**Article:**
** BEGIN **

In the process, Kipling called those charges "Your new-caught, sullen peoples/Half devil and half child."

Kipling's ideas bred controversy in his own day, as two political cartoons from 1899 illustrate.

One shows Uncle Sam and John Bull, who symbolizes Britain, stooping under the weight of baskets filled with figures representing various African, Asian and Latin American peoples. Sam and John are trudging up a rocky mountain toward a golden figure called “Civilization.” The other shows individual natives stooped while carrying the heavy figures of Uncle Sam, John Bull and others representing European powers.

Kipling likely is not studied at Rutgers University's Graduate Writing Project, which recently joined the embrace of "woke" folly by effectively declaring grammar to be racist.

In a memo dated June 19, Rebecca Walkowitz, the English Department's chair, instituted "critical grammar" into the graduate program's teaching methods.

** END **

**Tasks and exercises:**
1 - Decide whether each statement agrees with the Kipling passage. Answer yes or no for each, and quote the deciding words from the passage. (a) The two political cartoons date from 1899. (b) John Bull stands for France in one of the cartoons. (c) The memo was dated June 19.
2 - The Kipling passage names the peoples that the figures in the baskets represent. List them all.
3 - Carry on the Kipling passage from the point where it ends.
The material after this point is unrelated to the Kipling passage.

**Entries supplied:**
** BEGIN **

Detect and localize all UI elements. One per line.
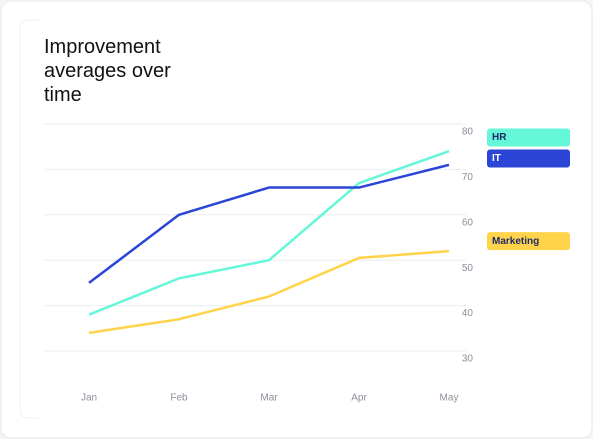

** END **
** BEGIN **

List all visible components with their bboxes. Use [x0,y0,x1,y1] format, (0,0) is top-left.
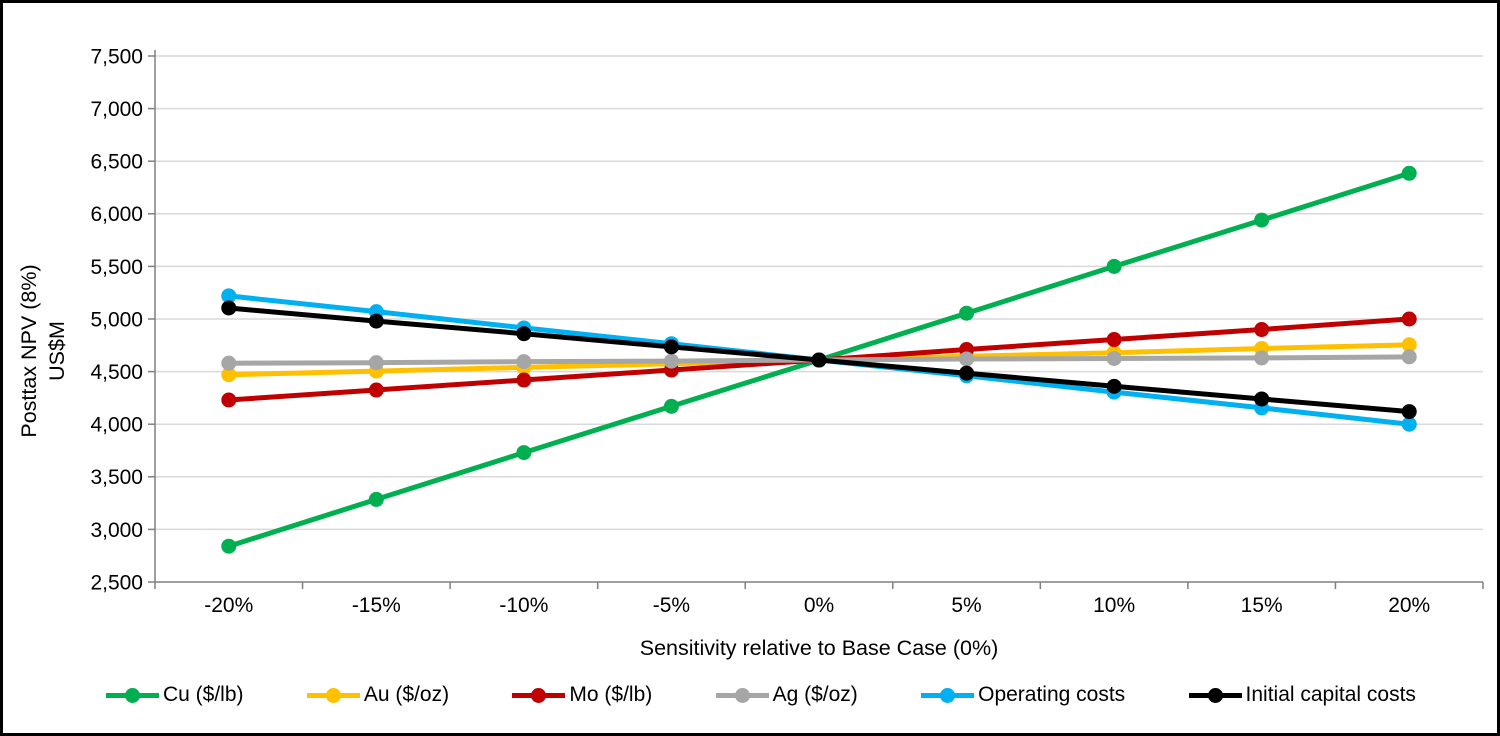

** END **

**Results:**
1 -
(a) Yes: "as two political cartoons from 1899 illustrate"
(b) No: "John Bull, who symbolizes Britain"
(c) Yes: "In a memo dated June 19"

2 - African, Asian, Latin American

3 -
"This approach challenges the familiar dogma that writing instruction should limit emphasis on grammar/sentence-level issues so as to not put students from multilingual, non-standard 'academic' English backgrounds at a disadvantage," Walkowitz wrote. "Instead, it encourages students to develop a critical awareness of the variety of choices available to them w/ regard to micro-level issues in order to empower them and equip them to push against biases based on 'written' accents."

In other words, standard English grammar is not a tool to enhance personal expression. It is a tool of a white supremacist culture to oppress non-whites.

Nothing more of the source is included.